Written request: Leave out the pictures and return every entry exactly as it appears.

(Entries taken from a collection)
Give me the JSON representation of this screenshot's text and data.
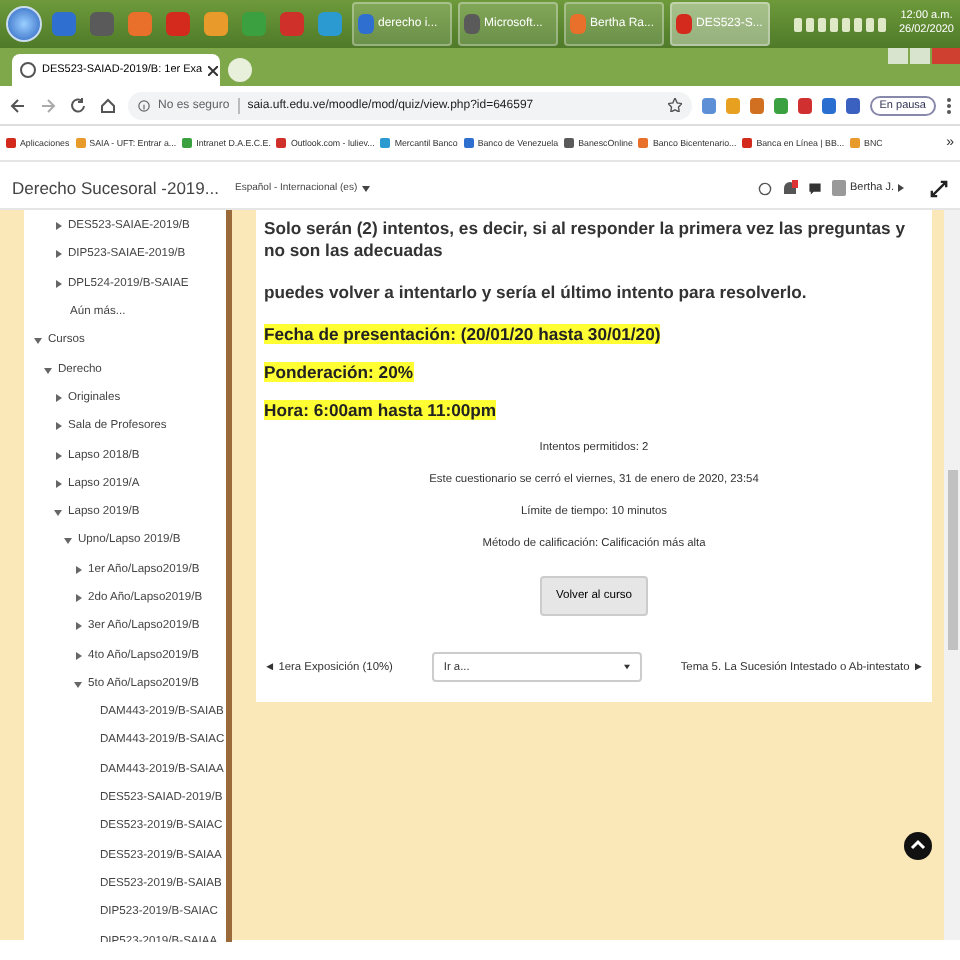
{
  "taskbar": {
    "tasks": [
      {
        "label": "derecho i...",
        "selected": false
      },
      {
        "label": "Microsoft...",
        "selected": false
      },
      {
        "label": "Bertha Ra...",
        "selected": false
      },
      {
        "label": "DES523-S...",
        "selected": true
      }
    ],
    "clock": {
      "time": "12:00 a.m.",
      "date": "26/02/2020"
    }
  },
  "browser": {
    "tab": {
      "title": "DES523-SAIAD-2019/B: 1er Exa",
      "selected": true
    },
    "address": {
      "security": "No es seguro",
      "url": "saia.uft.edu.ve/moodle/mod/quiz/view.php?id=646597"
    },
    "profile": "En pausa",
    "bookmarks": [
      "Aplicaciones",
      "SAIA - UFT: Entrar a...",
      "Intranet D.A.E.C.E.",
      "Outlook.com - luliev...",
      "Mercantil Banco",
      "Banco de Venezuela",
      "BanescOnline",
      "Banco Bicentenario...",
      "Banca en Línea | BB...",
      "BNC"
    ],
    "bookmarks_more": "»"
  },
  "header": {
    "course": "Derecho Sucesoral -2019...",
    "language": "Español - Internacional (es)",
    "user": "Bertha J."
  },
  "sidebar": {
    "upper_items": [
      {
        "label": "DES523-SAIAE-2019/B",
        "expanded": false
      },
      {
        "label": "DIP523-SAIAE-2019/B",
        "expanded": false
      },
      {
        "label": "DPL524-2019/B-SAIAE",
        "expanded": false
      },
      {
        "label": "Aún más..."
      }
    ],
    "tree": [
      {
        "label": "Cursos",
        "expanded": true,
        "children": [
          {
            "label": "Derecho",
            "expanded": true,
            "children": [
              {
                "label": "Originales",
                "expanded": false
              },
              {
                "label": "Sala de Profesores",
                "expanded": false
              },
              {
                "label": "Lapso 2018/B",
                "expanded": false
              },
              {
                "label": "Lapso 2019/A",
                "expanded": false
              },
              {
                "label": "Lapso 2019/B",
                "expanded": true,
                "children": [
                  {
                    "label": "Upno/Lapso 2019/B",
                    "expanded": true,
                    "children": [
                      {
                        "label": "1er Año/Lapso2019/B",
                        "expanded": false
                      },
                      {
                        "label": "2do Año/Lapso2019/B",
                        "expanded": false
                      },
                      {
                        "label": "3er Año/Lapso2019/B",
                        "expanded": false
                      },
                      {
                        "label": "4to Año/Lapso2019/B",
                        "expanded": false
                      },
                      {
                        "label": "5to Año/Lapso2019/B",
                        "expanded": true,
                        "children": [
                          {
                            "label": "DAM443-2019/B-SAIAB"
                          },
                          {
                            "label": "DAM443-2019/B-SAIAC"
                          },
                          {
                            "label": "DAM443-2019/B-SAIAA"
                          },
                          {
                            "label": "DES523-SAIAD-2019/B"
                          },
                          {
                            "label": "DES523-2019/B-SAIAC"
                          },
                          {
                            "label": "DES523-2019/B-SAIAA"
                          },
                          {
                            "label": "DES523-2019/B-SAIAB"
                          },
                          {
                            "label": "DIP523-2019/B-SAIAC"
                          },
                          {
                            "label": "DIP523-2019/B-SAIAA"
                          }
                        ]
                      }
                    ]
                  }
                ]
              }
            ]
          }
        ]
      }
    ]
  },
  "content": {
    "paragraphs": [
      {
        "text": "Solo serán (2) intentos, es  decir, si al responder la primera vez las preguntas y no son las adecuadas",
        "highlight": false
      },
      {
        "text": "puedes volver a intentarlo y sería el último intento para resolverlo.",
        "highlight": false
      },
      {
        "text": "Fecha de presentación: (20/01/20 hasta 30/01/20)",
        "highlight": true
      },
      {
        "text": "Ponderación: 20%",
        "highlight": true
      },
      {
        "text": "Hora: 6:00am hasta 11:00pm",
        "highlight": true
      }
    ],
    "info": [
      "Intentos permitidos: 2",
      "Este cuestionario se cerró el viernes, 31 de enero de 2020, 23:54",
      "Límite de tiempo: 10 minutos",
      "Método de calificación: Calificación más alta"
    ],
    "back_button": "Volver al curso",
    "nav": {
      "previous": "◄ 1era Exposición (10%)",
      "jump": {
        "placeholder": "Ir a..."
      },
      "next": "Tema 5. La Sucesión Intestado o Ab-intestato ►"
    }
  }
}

Answer to this task:
Give me the JSON representation of this screenshot's text and data.
{
  "taskbar": {
    "tasks": [
      {
        "label": "derecho i...",
        "selected": false
      },
      {
        "label": "Microsoft...",
        "selected": false
      },
      {
        "label": "Bertha Ra...",
        "selected": false
      },
      {
        "label": "DES523-S...",
        "selected": true
      }
    ],
    "clock": {
      "time": "12:00 a.m.",
      "date": "26/02/2020"
    }
  },
  "browser": {
    "tab": {
      "title": "DES523-SAIAD-2019/B: 1er Exa",
      "selected": true
    },
    "address": {
      "security": "No es seguro",
      "url": "saia.uft.edu.ve/moodle/mod/quiz/view.php?id=646597"
    },
    "profile": "En pausa",
    "bookmarks": [
      "Aplicaciones",
      "SAIA - UFT: Entrar a...",
      "Intranet D.A.E.C.E.",
      "Outlook.com - luliev...",
      "Mercantil Banco",
      "Banco de Venezuela",
      "BanescOnline",
      "Banco Bicentenario...",
      "Banca en Línea | BB...",
      "BNC"
    ],
    "bookmarks_more": "»"
  },
  "header": {
    "course": "Derecho Sucesoral -2019...",
    "language": "Español - Internacional (es)",
    "user": "Bertha J."
  },
  "sidebar": {
    "upper_items": [
      {
        "label": "DES523-SAIAE-2019/B",
        "expanded": false
      },
      {
        "label": "DIP523-SAIAE-2019/B",
        "expanded": false
      },
      {
        "label": "DPL524-2019/B-SAIAE",
        "expanded": false
      },
      {
        "label": "Aún más..."
      }
    ],
    "tree": [
      {
        "label": "Cursos",
        "expanded": true,
        "children": [
          {
            "label": "Derecho",
            "expanded": true,
            "children": [
              {
                "label": "Originales",
                "expanded": false
              },
              {
                "label": "Sala de Profesores",
                "expanded": false
              },
              {
                "label": "Lapso 2018/B",
                "expanded": false
              },
              {
                "label": "Lapso 2019/A",
                "expanded": false
              },
              {
                "label": "Lapso 2019/B",
                "expanded": true,
                "children": [
                  {
                    "label": "Upno/Lapso 2019/B",
                    "expanded": true,
                    "children": [
                      {
                        "label": "1er Año/Lapso2019/B",
                        "expanded": false
                      },
                      {
                        "label": "2do Año/Lapso2019/B",
                        "expanded": false
                      },
                      {
                        "label": "3er Año/Lapso2019/B",
                        "expanded": false
                      },
                      {
                        "label": "4to Año/Lapso2019/B",
                        "expanded": false
                      },
                      {
                        "label": "5to Año/Lapso2019/B",
                        "expanded": true,
                        "children": [
                          {
                            "label": "DAM443-2019/B-SAIAB"
                          },
                          {
                            "label": "DAM443-2019/B-SAIAC"
                          },
                          {
                            "label": "DAM443-2019/B-SAIAA"
                          },
                          {
                            "label": "DES523-SAIAD-2019/B"
                          },
                          {
                            "label": "DES523-2019/B-SAIAC"
                          },
                          {
                            "label": "DES523-2019/B-SAIAA"
                          },
                          {
                            "label": "DES523-2019/B-SAIAB"
                          },
                          {
                            "label": "DIP523-2019/B-SAIAC"
                          },
                          {
                            "label": "DIP523-2019/B-SAIAA"
                          }
                        ]
                      }
                    ]
                  }
                ]
              }
            ]
          }
        ]
      }
    ]
  },
  "content": {
    "paragraphs": [
      {
        "text": "Solo serán (2) intentos, es  decir, si al responder la primera vez las preguntas y no son las adecuadas",
        "highlight": false
      },
      {
        "text": "puedes volver a intentarlo y sería el último intento para resolverlo.",
        "highlight": false
      },
      {
        "text": "Fecha de presentación: (20/01/20 hasta 30/01/20)",
        "highlight": true
      },
      {
        "text": "Ponderación: 20%",
        "highlight": true
      },
      {
        "text": "Hora: 6:00am hasta 11:00pm",
        "highlight": true
      }
    ],
    "info": [
      "Intentos permitidos: 2",
      "Este cuestionario se cerró el viernes, 31 de enero de 2020, 23:54",
      "Límite de tiempo: 10 minutos",
      "Método de calificación: Calificación más alta"
    ],
    "back_button": "Volver al curso",
    "nav": {
      "previous": "◄ 1era Exposición (10%)",
      "jump": {
        "placeholder": "Ir a..."
      },
      "next": "Tema 5. La Sucesión Intestado o Ab-intestato ►"
    }
  }
}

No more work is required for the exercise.